TASK BRIEF:
Report how many lines in the records hold the string "color"; give the number and nothing else.

DATA EXCERPTS:

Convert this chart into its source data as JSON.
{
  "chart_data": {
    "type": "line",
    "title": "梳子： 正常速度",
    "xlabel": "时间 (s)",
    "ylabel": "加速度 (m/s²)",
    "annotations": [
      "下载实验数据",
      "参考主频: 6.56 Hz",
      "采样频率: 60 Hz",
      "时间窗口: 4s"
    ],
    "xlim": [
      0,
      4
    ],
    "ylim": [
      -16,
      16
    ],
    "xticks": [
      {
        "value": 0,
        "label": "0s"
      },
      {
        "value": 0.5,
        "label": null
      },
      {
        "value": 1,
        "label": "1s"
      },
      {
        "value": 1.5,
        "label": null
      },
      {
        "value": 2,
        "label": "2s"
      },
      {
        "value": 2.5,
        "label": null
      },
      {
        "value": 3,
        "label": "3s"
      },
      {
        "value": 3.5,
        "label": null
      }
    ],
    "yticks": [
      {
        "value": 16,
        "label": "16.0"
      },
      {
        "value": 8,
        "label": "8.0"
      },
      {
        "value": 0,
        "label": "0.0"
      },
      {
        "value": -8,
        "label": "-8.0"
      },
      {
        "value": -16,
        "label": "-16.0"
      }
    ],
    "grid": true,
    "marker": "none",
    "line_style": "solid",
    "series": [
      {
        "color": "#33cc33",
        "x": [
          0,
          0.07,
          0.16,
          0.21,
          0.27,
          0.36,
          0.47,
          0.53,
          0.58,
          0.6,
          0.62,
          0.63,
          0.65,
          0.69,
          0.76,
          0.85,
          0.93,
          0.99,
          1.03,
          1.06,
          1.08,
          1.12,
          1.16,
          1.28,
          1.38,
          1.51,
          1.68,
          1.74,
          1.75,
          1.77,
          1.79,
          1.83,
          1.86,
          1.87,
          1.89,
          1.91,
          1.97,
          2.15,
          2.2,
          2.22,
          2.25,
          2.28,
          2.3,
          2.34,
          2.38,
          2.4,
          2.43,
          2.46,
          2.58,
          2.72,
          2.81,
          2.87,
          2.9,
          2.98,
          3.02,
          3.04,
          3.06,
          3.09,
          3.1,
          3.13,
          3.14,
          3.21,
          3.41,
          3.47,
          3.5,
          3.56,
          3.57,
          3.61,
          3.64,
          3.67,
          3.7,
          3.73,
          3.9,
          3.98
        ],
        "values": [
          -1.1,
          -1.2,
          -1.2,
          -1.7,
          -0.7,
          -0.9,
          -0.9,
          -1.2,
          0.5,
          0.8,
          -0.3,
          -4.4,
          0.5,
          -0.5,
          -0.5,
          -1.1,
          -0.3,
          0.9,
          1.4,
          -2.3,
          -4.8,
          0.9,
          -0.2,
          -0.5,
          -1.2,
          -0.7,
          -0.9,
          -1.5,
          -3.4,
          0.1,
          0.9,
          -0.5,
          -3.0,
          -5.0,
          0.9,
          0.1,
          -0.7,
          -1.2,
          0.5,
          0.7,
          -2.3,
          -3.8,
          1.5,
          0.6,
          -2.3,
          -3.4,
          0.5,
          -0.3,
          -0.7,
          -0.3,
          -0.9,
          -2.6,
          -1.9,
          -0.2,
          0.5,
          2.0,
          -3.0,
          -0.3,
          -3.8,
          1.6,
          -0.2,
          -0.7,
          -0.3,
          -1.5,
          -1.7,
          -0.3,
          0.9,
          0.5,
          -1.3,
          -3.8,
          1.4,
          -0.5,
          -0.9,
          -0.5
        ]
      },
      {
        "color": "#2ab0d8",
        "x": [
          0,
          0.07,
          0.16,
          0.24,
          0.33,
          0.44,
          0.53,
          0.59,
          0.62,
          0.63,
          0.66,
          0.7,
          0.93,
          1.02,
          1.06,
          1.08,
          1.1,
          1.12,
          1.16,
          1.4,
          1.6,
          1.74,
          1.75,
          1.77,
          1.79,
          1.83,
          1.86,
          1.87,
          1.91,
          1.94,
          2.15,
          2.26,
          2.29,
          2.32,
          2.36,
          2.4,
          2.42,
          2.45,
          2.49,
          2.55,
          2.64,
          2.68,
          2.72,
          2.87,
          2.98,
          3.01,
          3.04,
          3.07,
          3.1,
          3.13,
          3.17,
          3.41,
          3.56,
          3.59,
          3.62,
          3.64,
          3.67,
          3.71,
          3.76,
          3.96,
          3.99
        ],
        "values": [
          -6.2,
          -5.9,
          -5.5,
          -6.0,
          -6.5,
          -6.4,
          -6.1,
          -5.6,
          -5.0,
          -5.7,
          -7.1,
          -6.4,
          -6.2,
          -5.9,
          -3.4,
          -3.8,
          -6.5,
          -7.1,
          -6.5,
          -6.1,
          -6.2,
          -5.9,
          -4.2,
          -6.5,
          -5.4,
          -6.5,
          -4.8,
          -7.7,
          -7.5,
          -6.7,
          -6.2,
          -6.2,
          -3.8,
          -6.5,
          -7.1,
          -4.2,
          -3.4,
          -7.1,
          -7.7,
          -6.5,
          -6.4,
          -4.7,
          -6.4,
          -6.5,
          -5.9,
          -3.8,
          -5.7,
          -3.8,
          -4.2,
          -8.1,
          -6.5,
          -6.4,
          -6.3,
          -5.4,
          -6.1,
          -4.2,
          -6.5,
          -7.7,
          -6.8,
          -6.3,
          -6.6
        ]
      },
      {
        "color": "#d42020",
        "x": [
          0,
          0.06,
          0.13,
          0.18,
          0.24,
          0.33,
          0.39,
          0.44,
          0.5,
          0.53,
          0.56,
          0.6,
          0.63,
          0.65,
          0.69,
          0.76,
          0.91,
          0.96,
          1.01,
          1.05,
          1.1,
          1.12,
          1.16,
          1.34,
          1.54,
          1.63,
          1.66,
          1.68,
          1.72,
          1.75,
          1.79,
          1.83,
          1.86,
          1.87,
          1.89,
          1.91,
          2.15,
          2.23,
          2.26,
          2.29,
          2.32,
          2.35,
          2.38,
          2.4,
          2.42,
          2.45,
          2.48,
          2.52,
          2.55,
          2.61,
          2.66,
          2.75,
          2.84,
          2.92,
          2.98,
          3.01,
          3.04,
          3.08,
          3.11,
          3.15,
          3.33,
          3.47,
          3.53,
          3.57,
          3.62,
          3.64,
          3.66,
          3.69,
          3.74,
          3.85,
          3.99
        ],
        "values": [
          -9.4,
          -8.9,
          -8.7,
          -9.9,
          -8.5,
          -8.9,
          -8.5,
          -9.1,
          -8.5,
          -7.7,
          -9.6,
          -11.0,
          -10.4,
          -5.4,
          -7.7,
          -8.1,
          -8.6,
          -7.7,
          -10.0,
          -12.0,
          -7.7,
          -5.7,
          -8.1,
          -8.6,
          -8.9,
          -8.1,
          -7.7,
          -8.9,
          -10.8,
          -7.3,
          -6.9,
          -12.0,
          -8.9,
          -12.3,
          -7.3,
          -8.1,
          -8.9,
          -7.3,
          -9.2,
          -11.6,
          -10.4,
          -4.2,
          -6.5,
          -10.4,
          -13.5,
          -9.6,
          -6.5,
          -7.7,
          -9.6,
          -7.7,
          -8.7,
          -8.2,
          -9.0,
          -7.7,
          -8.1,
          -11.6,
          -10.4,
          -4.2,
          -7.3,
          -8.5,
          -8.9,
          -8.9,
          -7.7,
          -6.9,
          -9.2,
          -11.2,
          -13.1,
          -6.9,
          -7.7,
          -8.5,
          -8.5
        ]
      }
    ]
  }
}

ANSWER TO THE TASK:
3